Structured figure records
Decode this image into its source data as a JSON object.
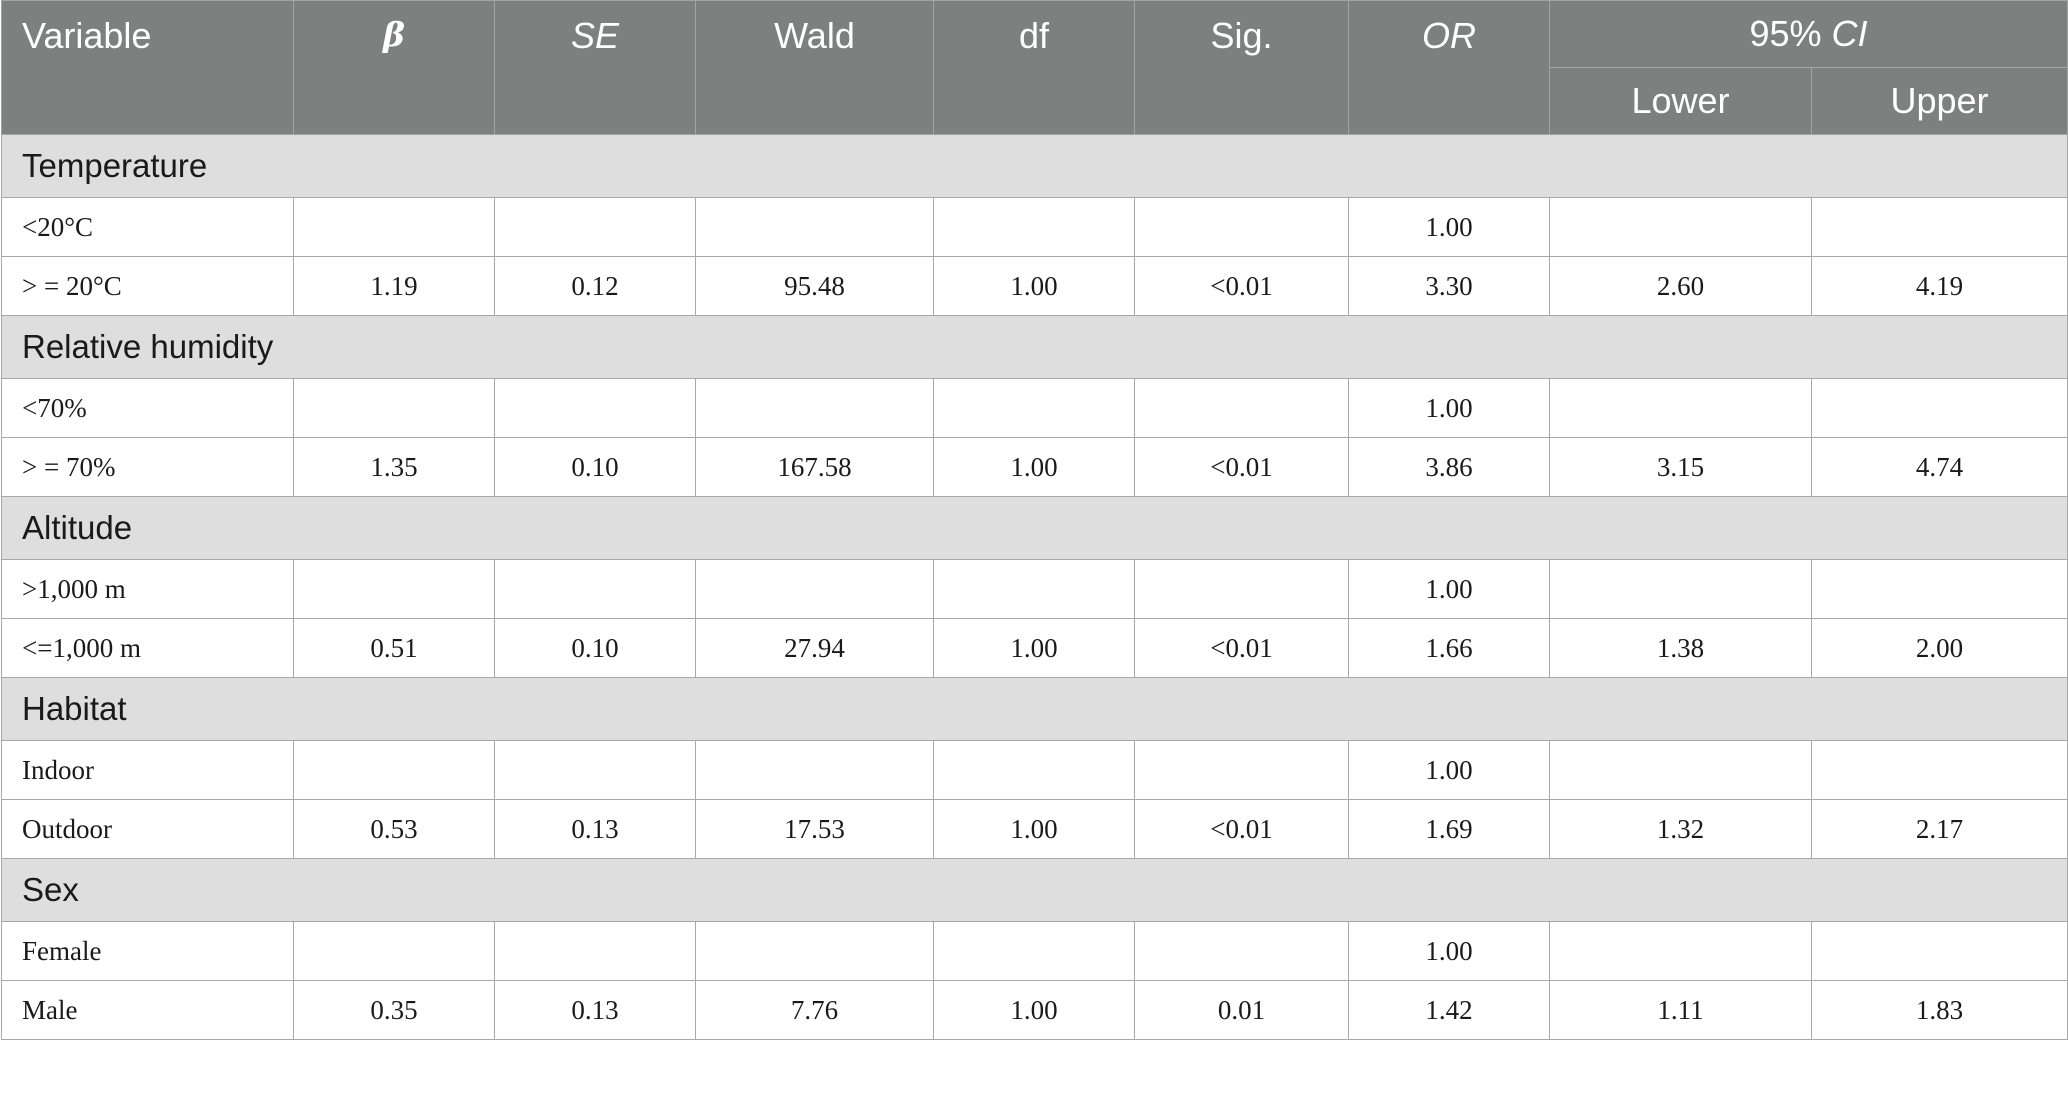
{
  "headers": {
    "variable": "Variable",
    "beta": "β",
    "se": "SE",
    "wald": "Wald",
    "df": "df",
    "sig": "Sig.",
    "or": "OR",
    "ci_prefix": "95% ",
    "ci_suffix": "CI",
    "lower": "Lower",
    "upper": "Upper"
  },
  "groups": [
    {
      "name": "Temperature",
      "rows": [
        {
          "label": "<20°C",
          "beta": "",
          "se": "",
          "wald": "",
          "df": "",
          "sig": "",
          "or": "1.00",
          "lower": "",
          "upper": ""
        },
        {
          "label": "> = 20°C",
          "beta": "1.19",
          "se": "0.12",
          "wald": "95.48",
          "df": "1.00",
          "sig": "<0.01",
          "or": "3.30",
          "lower": "2.60",
          "upper": "4.19"
        }
      ]
    },
    {
      "name": "Relative humidity",
      "rows": [
        {
          "label": "<70%",
          "beta": "",
          "se": "",
          "wald": "",
          "df": "",
          "sig": "",
          "or": "1.00",
          "lower": "",
          "upper": ""
        },
        {
          "label": "> = 70%",
          "beta": "1.35",
          "se": "0.10",
          "wald": "167.58",
          "df": "1.00",
          "sig": "<0.01",
          "or": "3.86",
          "lower": "3.15",
          "upper": "4.74"
        }
      ]
    },
    {
      "name": "Altitude",
      "rows": [
        {
          "label": ">1,000 m",
          "beta": "",
          "se": "",
          "wald": "",
          "df": "",
          "sig": "",
          "or": "1.00",
          "lower": "",
          "upper": ""
        },
        {
          "label": "<=1,000 m",
          "beta": "0.51",
          "se": "0.10",
          "wald": "27.94",
          "df": "1.00",
          "sig": "<0.01",
          "or": "1.66",
          "lower": "1.38",
          "upper": "2.00"
        }
      ]
    },
    {
      "name": "Habitat",
      "rows": [
        {
          "label": "Indoor",
          "beta": "",
          "se": "",
          "wald": "",
          "df": "",
          "sig": "",
          "or": "1.00",
          "lower": "",
          "upper": ""
        },
        {
          "label": "Outdoor",
          "beta": "0.53",
          "se": "0.13",
          "wald": "17.53",
          "df": "1.00",
          "sig": "<0.01",
          "or": "1.69",
          "lower": "1.32",
          "upper": "2.17"
        }
      ]
    },
    {
      "name": "Sex",
      "rows": [
        {
          "label": "Female",
          "beta": "",
          "se": "",
          "wald": "",
          "df": "",
          "sig": "",
          "or": "1.00",
          "lower": "",
          "upper": ""
        },
        {
          "label": "Male",
          "beta": "0.35",
          "se": "0.13",
          "wald": "7.76",
          "df": "1.00",
          "sig": "0.01",
          "or": "1.42",
          "lower": "1.11",
          "upper": "1.83"
        }
      ]
    }
  ],
  "colors": {
    "header_bg": "#7e807f",
    "group_bg": "#dfdedf",
    "border": "#a8a8a8"
  }
}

AIM ▸
Set down all the entries exactly as they appear, but skip any pictures.

TASK OUTPUT ▸
Decode this image into its source data as a JSON object.
{
  "headers": {
    "variable": "Variable",
    "beta": "β",
    "se": "SE",
    "wald": "Wald",
    "df": "df",
    "sig": "Sig.",
    "or": "OR",
    "ci_prefix": "95% ",
    "ci_suffix": "CI",
    "lower": "Lower",
    "upper": "Upper"
  },
  "groups": [
    {
      "name": "Temperature",
      "rows": [
        {
          "label": "<20°C",
          "beta": "",
          "se": "",
          "wald": "",
          "df": "",
          "sig": "",
          "or": "1.00",
          "lower": "",
          "upper": ""
        },
        {
          "label": "> = 20°C",
          "beta": "1.19",
          "se": "0.12",
          "wald": "95.48",
          "df": "1.00",
          "sig": "<0.01",
          "or": "3.30",
          "lower": "2.60",
          "upper": "4.19"
        }
      ]
    },
    {
      "name": "Relative humidity",
      "rows": [
        {
          "label": "<70%",
          "beta": "",
          "se": "",
          "wald": "",
          "df": "",
          "sig": "",
          "or": "1.00",
          "lower": "",
          "upper": ""
        },
        {
          "label": "> = 70%",
          "beta": "1.35",
          "se": "0.10",
          "wald": "167.58",
          "df": "1.00",
          "sig": "<0.01",
          "or": "3.86",
          "lower": "3.15",
          "upper": "4.74"
        }
      ]
    },
    {
      "name": "Altitude",
      "rows": [
        {
          "label": ">1,000 m",
          "beta": "",
          "se": "",
          "wald": "",
          "df": "",
          "sig": "",
          "or": "1.00",
          "lower": "",
          "upper": ""
        },
        {
          "label": "<=1,000 m",
          "beta": "0.51",
          "se": "0.10",
          "wald": "27.94",
          "df": "1.00",
          "sig": "<0.01",
          "or": "1.66",
          "lower": "1.38",
          "upper": "2.00"
        }
      ]
    },
    {
      "name": "Habitat",
      "rows": [
        {
          "label": "Indoor",
          "beta": "",
          "se": "",
          "wald": "",
          "df": "",
          "sig": "",
          "or": "1.00",
          "lower": "",
          "upper": ""
        },
        {
          "label": "Outdoor",
          "beta": "0.53",
          "se": "0.13",
          "wald": "17.53",
          "df": "1.00",
          "sig": "<0.01",
          "or": "1.69",
          "lower": "1.32",
          "upper": "2.17"
        }
      ]
    },
    {
      "name": "Sex",
      "rows": [
        {
          "label": "Female",
          "beta": "",
          "se": "",
          "wald": "",
          "df": "",
          "sig": "",
          "or": "1.00",
          "lower": "",
          "upper": ""
        },
        {
          "label": "Male",
          "beta": "0.35",
          "se": "0.13",
          "wald": "7.76",
          "df": "1.00",
          "sig": "0.01",
          "or": "1.42",
          "lower": "1.11",
          "upper": "1.83"
        }
      ]
    }
  ],
  "colors": {
    "header_bg": "#7e807f",
    "group_bg": "#dfdedf",
    "border": "#a8a8a8"
  }
}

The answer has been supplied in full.